- [The data]:
▶

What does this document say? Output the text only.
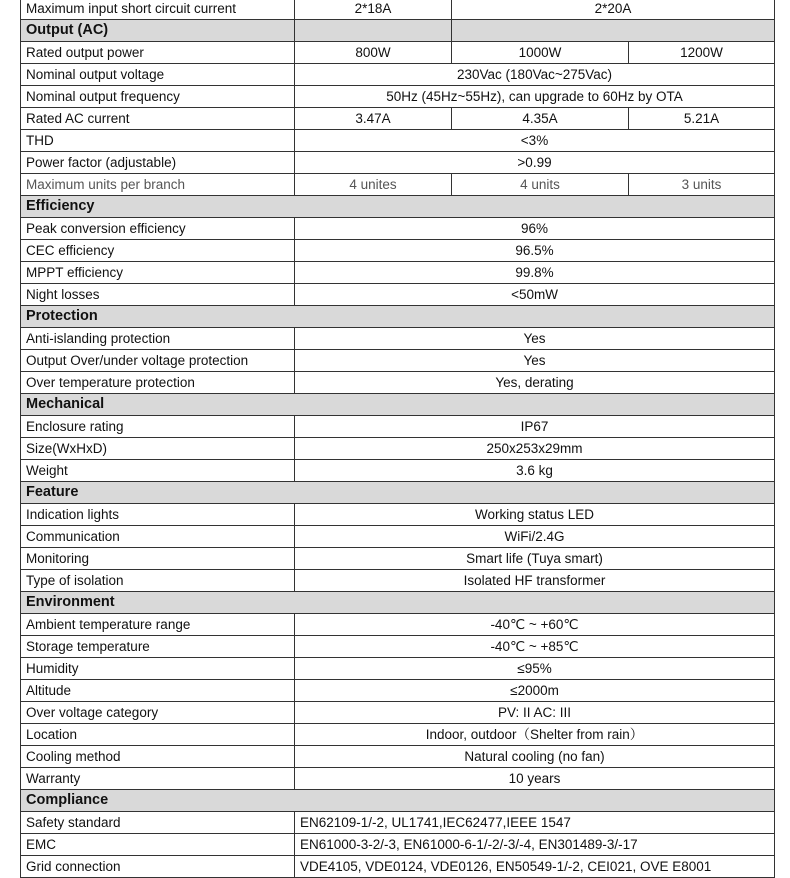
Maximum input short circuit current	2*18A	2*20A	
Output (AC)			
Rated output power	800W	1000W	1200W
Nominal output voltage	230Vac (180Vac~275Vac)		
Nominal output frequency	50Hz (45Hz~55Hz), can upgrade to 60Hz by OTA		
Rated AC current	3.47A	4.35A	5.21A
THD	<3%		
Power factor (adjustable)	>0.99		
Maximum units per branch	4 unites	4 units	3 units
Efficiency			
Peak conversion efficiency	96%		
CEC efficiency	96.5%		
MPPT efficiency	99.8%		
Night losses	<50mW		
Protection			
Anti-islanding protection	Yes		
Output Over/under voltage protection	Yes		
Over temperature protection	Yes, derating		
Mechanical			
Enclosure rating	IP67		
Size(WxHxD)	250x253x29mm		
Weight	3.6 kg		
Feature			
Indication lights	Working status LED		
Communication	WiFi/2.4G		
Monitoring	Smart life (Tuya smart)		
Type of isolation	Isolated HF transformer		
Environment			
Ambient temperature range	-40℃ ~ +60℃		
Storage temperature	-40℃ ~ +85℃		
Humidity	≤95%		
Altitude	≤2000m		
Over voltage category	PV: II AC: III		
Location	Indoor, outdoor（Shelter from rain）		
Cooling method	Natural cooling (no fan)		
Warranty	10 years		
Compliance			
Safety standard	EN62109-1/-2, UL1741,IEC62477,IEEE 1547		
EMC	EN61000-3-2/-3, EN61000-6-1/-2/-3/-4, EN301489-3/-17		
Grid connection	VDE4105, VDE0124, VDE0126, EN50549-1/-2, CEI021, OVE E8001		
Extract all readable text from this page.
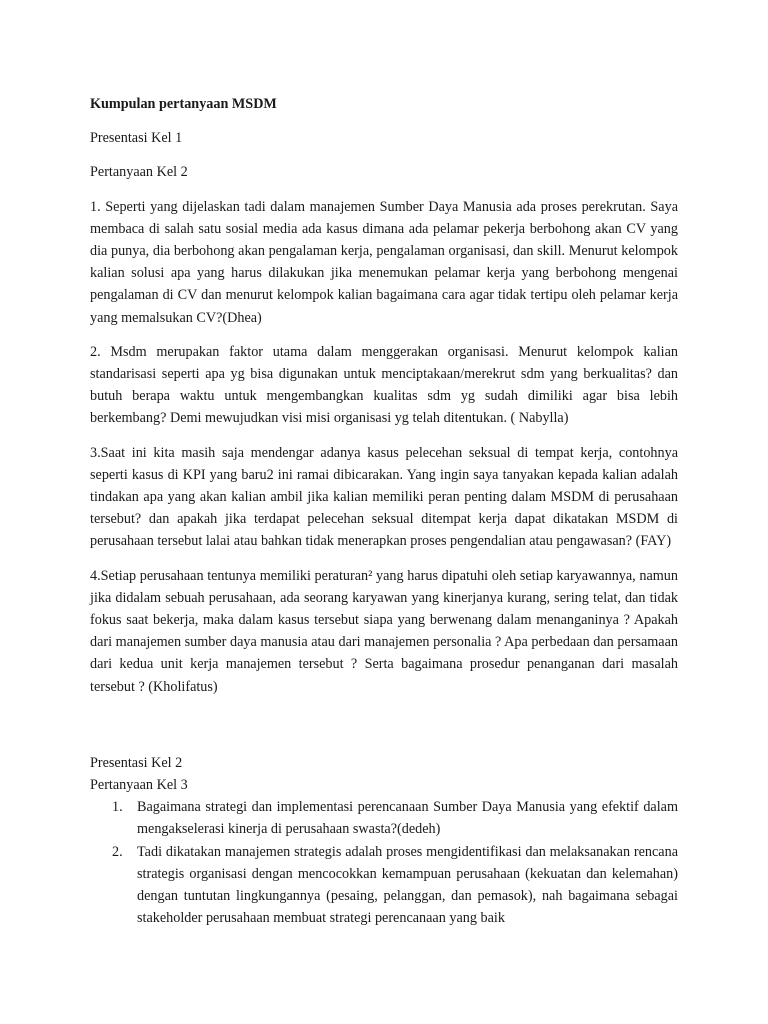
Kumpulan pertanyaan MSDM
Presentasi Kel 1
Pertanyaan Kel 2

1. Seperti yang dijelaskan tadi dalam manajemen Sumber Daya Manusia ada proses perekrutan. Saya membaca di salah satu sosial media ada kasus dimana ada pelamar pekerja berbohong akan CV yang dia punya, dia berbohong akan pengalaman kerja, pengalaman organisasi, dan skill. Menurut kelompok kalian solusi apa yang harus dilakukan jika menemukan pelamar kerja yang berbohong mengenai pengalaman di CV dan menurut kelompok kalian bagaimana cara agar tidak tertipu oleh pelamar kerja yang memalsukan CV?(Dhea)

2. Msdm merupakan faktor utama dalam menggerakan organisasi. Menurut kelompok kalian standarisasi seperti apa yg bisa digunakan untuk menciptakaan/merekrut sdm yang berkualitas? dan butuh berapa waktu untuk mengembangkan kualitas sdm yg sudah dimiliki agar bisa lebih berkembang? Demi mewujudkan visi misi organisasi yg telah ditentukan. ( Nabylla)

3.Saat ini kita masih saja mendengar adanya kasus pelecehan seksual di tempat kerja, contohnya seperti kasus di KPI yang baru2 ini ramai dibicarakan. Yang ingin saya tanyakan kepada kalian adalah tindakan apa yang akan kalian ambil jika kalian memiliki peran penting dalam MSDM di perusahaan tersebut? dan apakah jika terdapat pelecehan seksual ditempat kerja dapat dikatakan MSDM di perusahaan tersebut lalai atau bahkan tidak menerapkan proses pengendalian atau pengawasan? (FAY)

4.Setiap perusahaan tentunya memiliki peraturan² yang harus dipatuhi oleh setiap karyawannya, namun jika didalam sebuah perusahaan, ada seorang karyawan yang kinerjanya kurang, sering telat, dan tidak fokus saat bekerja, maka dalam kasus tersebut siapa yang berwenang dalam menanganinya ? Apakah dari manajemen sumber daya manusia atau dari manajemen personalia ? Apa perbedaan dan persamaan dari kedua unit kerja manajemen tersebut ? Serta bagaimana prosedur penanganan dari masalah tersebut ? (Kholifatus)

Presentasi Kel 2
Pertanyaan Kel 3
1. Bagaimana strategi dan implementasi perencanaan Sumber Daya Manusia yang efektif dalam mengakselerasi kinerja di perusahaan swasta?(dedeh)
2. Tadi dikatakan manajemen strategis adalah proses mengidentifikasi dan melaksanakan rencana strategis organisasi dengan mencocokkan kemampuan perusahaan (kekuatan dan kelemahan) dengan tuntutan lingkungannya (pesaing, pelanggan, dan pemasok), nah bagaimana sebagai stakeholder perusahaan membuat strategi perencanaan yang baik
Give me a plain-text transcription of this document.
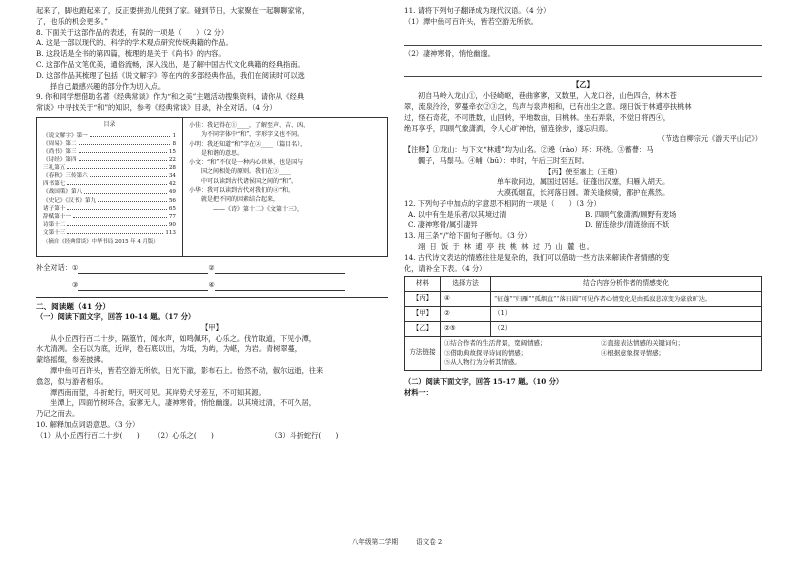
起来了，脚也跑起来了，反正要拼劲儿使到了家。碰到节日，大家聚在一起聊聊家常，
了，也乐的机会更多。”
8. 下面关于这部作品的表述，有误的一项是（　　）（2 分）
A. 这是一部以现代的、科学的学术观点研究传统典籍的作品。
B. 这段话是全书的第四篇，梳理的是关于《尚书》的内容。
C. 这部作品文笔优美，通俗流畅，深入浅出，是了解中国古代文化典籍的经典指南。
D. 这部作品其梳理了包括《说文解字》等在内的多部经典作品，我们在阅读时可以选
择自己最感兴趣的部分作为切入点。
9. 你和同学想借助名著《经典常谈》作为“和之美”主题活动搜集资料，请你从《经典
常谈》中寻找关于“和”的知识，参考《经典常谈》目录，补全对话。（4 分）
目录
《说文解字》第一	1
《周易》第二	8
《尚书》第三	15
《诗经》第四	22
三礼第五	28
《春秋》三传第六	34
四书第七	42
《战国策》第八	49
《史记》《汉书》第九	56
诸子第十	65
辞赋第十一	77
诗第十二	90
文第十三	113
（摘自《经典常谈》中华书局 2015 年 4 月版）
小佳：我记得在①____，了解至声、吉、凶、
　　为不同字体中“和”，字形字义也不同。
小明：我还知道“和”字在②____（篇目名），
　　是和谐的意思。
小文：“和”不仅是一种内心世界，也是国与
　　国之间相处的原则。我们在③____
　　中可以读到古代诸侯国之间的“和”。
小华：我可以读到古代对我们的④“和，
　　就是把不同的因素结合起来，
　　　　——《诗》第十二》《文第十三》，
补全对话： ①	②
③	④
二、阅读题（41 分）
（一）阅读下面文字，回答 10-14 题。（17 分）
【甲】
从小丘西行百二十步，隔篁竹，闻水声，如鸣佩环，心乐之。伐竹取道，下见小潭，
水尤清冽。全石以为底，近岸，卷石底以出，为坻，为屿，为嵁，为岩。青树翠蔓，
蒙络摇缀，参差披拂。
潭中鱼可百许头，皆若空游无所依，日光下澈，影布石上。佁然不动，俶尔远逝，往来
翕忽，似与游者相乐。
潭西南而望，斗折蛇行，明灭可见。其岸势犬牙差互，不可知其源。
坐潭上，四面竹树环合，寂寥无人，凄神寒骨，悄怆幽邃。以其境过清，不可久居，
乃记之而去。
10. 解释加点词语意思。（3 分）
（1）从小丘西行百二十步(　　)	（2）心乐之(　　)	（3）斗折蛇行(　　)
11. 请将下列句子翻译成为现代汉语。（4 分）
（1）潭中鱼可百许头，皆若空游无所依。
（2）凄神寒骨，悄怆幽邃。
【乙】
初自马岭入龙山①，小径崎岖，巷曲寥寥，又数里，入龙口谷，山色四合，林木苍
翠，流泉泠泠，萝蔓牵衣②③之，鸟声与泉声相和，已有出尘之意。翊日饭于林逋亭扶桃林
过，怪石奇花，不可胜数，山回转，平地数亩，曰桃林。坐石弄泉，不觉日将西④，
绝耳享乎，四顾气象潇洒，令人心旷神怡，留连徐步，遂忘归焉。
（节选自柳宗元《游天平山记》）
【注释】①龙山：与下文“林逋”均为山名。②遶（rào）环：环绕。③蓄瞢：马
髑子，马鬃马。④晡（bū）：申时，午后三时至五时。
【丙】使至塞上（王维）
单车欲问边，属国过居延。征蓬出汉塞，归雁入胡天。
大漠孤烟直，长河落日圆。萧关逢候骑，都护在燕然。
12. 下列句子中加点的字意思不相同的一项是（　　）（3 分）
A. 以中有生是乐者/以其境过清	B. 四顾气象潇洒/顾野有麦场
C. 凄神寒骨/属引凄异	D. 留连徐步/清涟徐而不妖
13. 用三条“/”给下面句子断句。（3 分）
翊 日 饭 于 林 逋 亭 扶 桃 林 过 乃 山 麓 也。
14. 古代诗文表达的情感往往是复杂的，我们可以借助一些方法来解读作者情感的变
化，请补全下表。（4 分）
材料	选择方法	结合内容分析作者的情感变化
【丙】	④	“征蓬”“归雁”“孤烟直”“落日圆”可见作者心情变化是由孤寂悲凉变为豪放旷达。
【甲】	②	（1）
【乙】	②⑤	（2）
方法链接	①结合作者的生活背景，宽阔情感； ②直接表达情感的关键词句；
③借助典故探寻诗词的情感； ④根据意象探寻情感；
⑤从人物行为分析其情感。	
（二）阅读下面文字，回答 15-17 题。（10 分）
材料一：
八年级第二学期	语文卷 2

◀
▶

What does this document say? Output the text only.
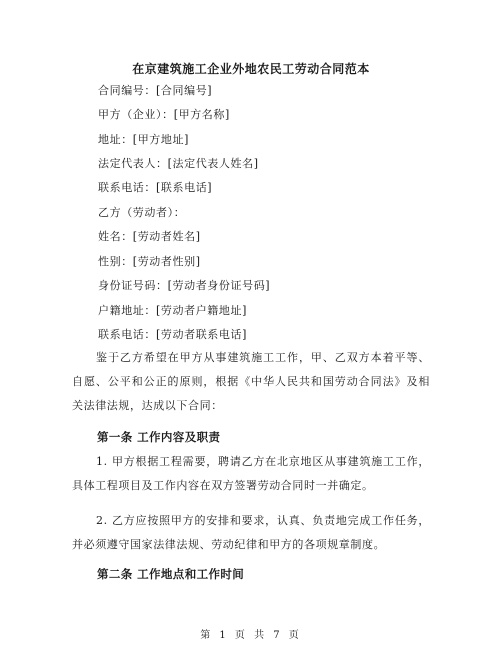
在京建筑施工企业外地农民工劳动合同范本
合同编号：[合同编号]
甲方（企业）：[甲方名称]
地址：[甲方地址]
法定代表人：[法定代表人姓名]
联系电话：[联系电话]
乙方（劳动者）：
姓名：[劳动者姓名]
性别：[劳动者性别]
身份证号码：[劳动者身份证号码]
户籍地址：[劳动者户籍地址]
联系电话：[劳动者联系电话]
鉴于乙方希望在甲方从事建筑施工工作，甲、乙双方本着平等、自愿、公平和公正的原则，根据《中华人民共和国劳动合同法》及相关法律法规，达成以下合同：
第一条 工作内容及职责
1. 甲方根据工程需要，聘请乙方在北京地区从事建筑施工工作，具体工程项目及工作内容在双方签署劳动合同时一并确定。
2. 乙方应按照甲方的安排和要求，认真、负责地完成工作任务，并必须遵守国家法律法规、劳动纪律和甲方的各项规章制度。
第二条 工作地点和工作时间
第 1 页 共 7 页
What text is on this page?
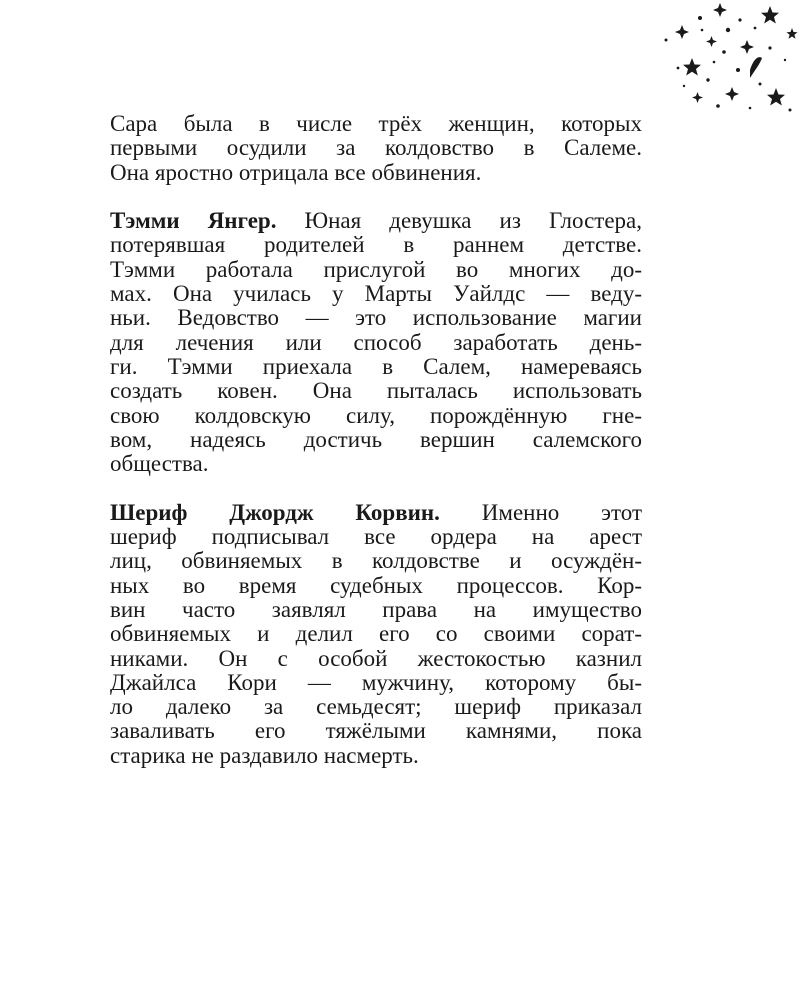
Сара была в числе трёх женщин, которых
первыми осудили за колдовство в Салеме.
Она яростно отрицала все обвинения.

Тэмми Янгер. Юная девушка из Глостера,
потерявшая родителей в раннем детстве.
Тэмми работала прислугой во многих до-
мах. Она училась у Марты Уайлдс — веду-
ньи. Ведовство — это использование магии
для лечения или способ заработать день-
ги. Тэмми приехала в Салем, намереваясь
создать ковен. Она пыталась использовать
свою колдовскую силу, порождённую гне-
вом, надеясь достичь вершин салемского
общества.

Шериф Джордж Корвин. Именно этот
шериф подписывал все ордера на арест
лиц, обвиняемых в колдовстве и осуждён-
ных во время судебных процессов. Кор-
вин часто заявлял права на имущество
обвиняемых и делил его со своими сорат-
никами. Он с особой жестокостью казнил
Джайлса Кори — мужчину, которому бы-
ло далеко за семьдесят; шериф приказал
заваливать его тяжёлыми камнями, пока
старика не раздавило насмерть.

◀

- [What to do]:
List every line above containing the word "temperature".

- [Answer to the task]:
Over temperature protection	Yes, derating		
Ambient temperature range	-40℃ ~ +60℃		
Storage temperature	-40℃ ~ +85℃		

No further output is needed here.